--- BEGIN DATA FOR THIS EXERCISE ---
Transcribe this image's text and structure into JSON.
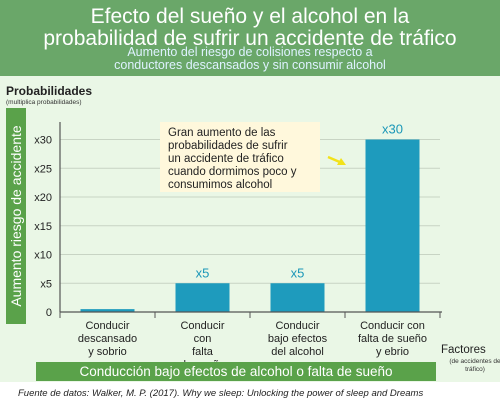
{
  "header": {
    "title_line1": "Efecto del sueño y el alcohol en la",
    "title_line2": "probabilidad de sufrir un accidente de tráfico",
    "subtitle_line1": "Aumento del riesgo de colisiones respecto a",
    "subtitle_line2": "conductores descansados y sin consumir alcohol"
  },
  "axis": {
    "y_side_label": "Aumento riesgo de accidente",
    "y_title": "Probabilidades",
    "y_title_sub": "(multiplica probabilidades)",
    "x_title": "Factores",
    "x_title_sub": "(de accidentes de tráfico)",
    "x_band_label": "Conducción bajo efectos de alcohol o falta de sueño"
  },
  "annotation": {
    "lines": [
      "Gran aumento de las",
      "probabilidades de sufrir",
      "un accidente de tráfico",
      "cuando dormimos poco y",
      "consumimos alcohol"
    ]
  },
  "source": "Fuente de datos: Walker, M. P. (2017). Why we sleep: Unlocking the power of sleep and Dreams",
  "chart_data": {
    "type": "bar",
    "categories": [
      [
        "Conducir",
        "descansado",
        "y sobrio"
      ],
      [
        "Conducir",
        "con",
        "falta",
        "de sueño"
      ],
      [
        "Conducir",
        "bajo efectos",
        "del alcohol"
      ],
      [
        "Conducir con",
        "falta de sueño",
        "y ebrio"
      ]
    ],
    "values": [
      0.5,
      5,
      5,
      30
    ],
    "data_labels": [
      "",
      "x5",
      "x5",
      "x30"
    ],
    "yticks": [
      0,
      5,
      10,
      15,
      20,
      25,
      30
    ],
    "ytick_labels": [
      "0",
      "x5",
      "x10",
      "x15",
      "x20",
      "x25",
      "x30"
    ],
    "ylim": [
      0,
      32
    ],
    "grid": "horizontal",
    "colors": {
      "bar": "#1e9bbd",
      "grid": "#c8d4c4",
      "axis": "#555555",
      "arrow": "#f2e21a",
      "annotation_bg": "#fff8dc"
    }
  }
}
--- END DATA FOR THIS EXERCISE ---
**EXERCISE:**
Write out the material above again, word for word, minus its pictures.

**OUTPUT:**
Transcribe this image's text and structure into JSON.
{
  "header": {
    "title_line1": "Efecto del sueño y el alcohol en la",
    "title_line2": "probabilidad de sufrir un accidente de tráfico",
    "subtitle_line1": "Aumento del riesgo de colisiones respecto a",
    "subtitle_line2": "conductores descansados y sin consumir alcohol"
  },
  "axis": {
    "y_side_label": "Aumento riesgo de accidente",
    "y_title": "Probabilidades",
    "y_title_sub": "(multiplica probabilidades)",
    "x_title": "Factores",
    "x_title_sub": "(de accidentes de tráfico)",
    "x_band_label": "Conducción bajo efectos de alcohol o falta de sueño"
  },
  "annotation": {
    "lines": [
      "Gran aumento de las",
      "probabilidades de sufrir",
      "un accidente de tráfico",
      "cuando dormimos poco y",
      "consumimos alcohol"
    ]
  },
  "source": "Fuente de datos: Walker, M. P. (2017). Why we sleep: Unlocking the power of sleep and Dreams",
  "chart_data": {
    "type": "bar",
    "categories": [
      [
        "Conducir",
        "descansado",
        "y sobrio"
      ],
      [
        "Conducir",
        "con",
        "falta",
        "de sueño"
      ],
      [
        "Conducir",
        "bajo efectos",
        "del alcohol"
      ],
      [
        "Conducir con",
        "falta de sueño",
        "y ebrio"
      ]
    ],
    "values": [
      0.5,
      5,
      5,
      30
    ],
    "data_labels": [
      "",
      "x5",
      "x5",
      "x30"
    ],
    "yticks": [
      0,
      5,
      10,
      15,
      20,
      25,
      30
    ],
    "ytick_labels": [
      "0",
      "x5",
      "x10",
      "x15",
      "x20",
      "x25",
      "x30"
    ],
    "ylim": [
      0,
      32
    ],
    "grid": "horizontal",
    "colors": {
      "bar": "#1e9bbd",
      "grid": "#c8d4c4",
      "axis": "#555555",
      "arrow": "#f2e21a",
      "annotation_bg": "#fff8dc"
    }
  }
}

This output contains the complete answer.